Return the whole listing, line for line, without the pictures in it.

DATA PROVIDED
^^^^^^^^

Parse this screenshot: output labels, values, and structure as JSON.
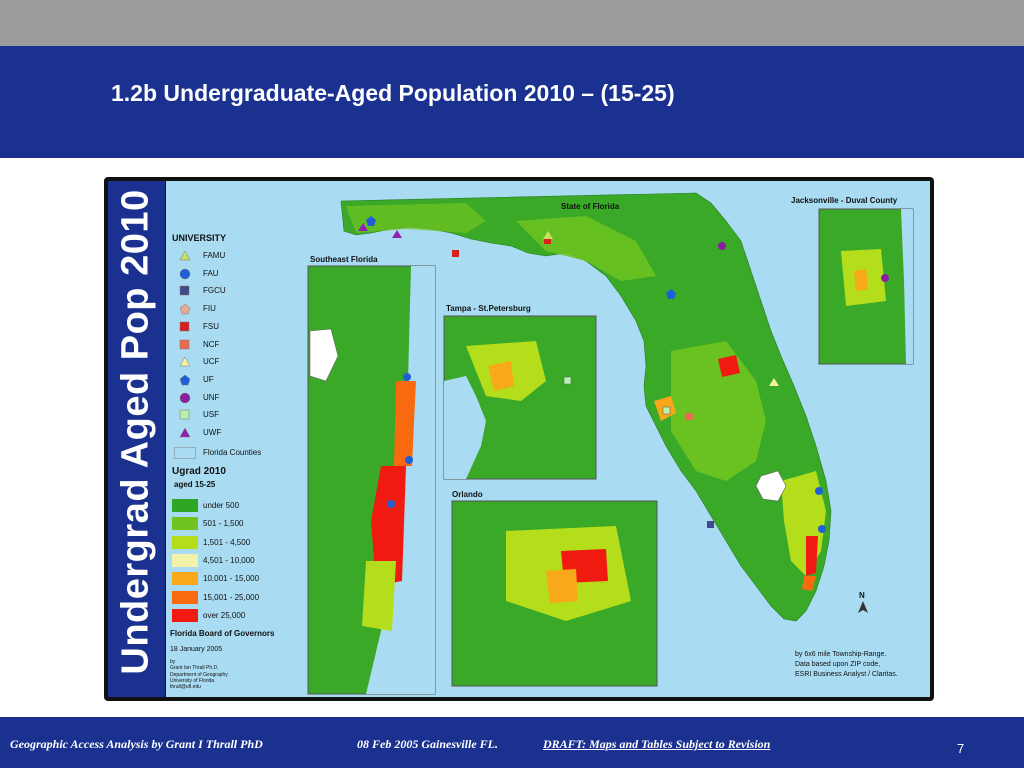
{
  "slide": {
    "title": "1.2b Undergraduate-Aged Population 2010 – (15-25)",
    "vertical_title": "Undergrad Aged Pop 2010",
    "page_number": "7"
  },
  "footer": {
    "author": "Geographic Access Analysis by Grant I Thrall PhD",
    "date_place": "08 Feb 2005  Gainesville FL.",
    "draft": "DRAFT:  Maps and Tables Subject to Revision"
  },
  "map": {
    "main_label": "State of Florida",
    "insets": {
      "southeast": "Southeast Florida",
      "tampa": "Tampa - St.Petersburg",
      "orlando": "Orlando",
      "jacksonville": "Jacksonville - Duval County"
    },
    "legend": {
      "university_title": "UNIVERSITY",
      "universities": [
        {
          "name": "FAMU",
          "symbol": "triangle",
          "color": "#c8e060"
        },
        {
          "name": "FAU",
          "symbol": "circle",
          "color": "#1f5fd6"
        },
        {
          "name": "FGCU",
          "symbol": "square",
          "color": "#404a8a"
        },
        {
          "name": "FIU",
          "symbol": "pentagon",
          "color": "#e8a898"
        },
        {
          "name": "FSU",
          "symbol": "square",
          "color": "#d82020"
        },
        {
          "name": "NCF",
          "symbol": "square",
          "color": "#e86a50"
        },
        {
          "name": "UCF",
          "symbol": "triangle",
          "color": "#f4f0a0"
        },
        {
          "name": "UF",
          "symbol": "pentagon",
          "color": "#1f5fd6"
        },
        {
          "name": "UNF",
          "symbol": "circle",
          "color": "#8a1ea0"
        },
        {
          "name": "USF",
          "symbol": "square",
          "color": "#b8f0b0"
        },
        {
          "name": "UWF",
          "symbol": "triangle",
          "color": "#9020b0"
        }
      ],
      "counties_label": "Florida Counties",
      "ugrad_title": "Ugrad 2010",
      "ugrad_subtitle": "aged 15-25",
      "classes": [
        {
          "label": "under 500",
          "color": "#2ea822"
        },
        {
          "label": "501 - 1,500",
          "color": "#70c420"
        },
        {
          "label": "1,501 - 4,500",
          "color": "#b4de1c"
        },
        {
          "label": "4,501 - 10,000",
          "color": "#f2f2a8"
        },
        {
          "label": "10,001 - 15,000",
          "color": "#f8a818"
        },
        {
          "label": "15,001 - 25,000",
          "color": "#f86a10"
        },
        {
          "label": "over 25,000",
          "color": "#f01a10"
        }
      ],
      "board": "Florida Board of Governors",
      "date": "18 January 2005",
      "credits": [
        "by",
        "Grant Ian Thrall Ph.D.",
        "Department of Geography",
        "University of Florida",
        "thrall@ufl.edu"
      ],
      "north": "N",
      "source_lines": [
        "by 6x6 mile Township-Range.",
        "Data based upon ZIP code,",
        "ESRI Business Analyst / Claritas."
      ]
    }
  },
  "colors": {
    "header_band": "#1a3190",
    "top_bar": "#9c9c9c",
    "water": "#a9dcf2"
  }
}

^^^^^^^^

ANSWER TO THIS PROBLEM
Parse this screenshot: output labels, values, and structure as JSON.
{
  "slide": {
    "title": "1.2b Undergraduate-Aged Population 2010 – (15-25)",
    "vertical_title": "Undergrad Aged Pop 2010",
    "page_number": "7"
  },
  "footer": {
    "author": "Geographic Access Analysis by Grant I Thrall PhD",
    "date_place": "08 Feb 2005  Gainesville FL.",
    "draft": "DRAFT:  Maps and Tables Subject to Revision"
  },
  "map": {
    "main_label": "State of Florida",
    "insets": {
      "southeast": "Southeast Florida",
      "tampa": "Tampa - St.Petersburg",
      "orlando": "Orlando",
      "jacksonville": "Jacksonville - Duval County"
    },
    "legend": {
      "university_title": "UNIVERSITY",
      "universities": [
        {
          "name": "FAMU",
          "symbol": "triangle",
          "color": "#c8e060"
        },
        {
          "name": "FAU",
          "symbol": "circle",
          "color": "#1f5fd6"
        },
        {
          "name": "FGCU",
          "symbol": "square",
          "color": "#404a8a"
        },
        {
          "name": "FIU",
          "symbol": "pentagon",
          "color": "#e8a898"
        },
        {
          "name": "FSU",
          "symbol": "square",
          "color": "#d82020"
        },
        {
          "name": "NCF",
          "symbol": "square",
          "color": "#e86a50"
        },
        {
          "name": "UCF",
          "symbol": "triangle",
          "color": "#f4f0a0"
        },
        {
          "name": "UF",
          "symbol": "pentagon",
          "color": "#1f5fd6"
        },
        {
          "name": "UNF",
          "symbol": "circle",
          "color": "#8a1ea0"
        },
        {
          "name": "USF",
          "symbol": "square",
          "color": "#b8f0b0"
        },
        {
          "name": "UWF",
          "symbol": "triangle",
          "color": "#9020b0"
        }
      ],
      "counties_label": "Florida Counties",
      "ugrad_title": "Ugrad 2010",
      "ugrad_subtitle": "aged 15-25",
      "classes": [
        {
          "label": "under 500",
          "color": "#2ea822"
        },
        {
          "label": "501 - 1,500",
          "color": "#70c420"
        },
        {
          "label": "1,501 - 4,500",
          "color": "#b4de1c"
        },
        {
          "label": "4,501 - 10,000",
          "color": "#f2f2a8"
        },
        {
          "label": "10,001 - 15,000",
          "color": "#f8a818"
        },
        {
          "label": "15,001 - 25,000",
          "color": "#f86a10"
        },
        {
          "label": "over 25,000",
          "color": "#f01a10"
        }
      ],
      "board": "Florida Board of Governors",
      "date": "18 January 2005",
      "credits": [
        "by",
        "Grant Ian Thrall Ph.D.",
        "Department of Geography",
        "University of Florida",
        "thrall@ufl.edu"
      ],
      "north": "N",
      "source_lines": [
        "by 6x6 mile Township-Range.",
        "Data based upon ZIP code,",
        "ESRI Business Analyst / Claritas."
      ]
    }
  },
  "colors": {
    "header_band": "#1a3190",
    "top_bar": "#9c9c9c",
    "water": "#a9dcf2"
  }
}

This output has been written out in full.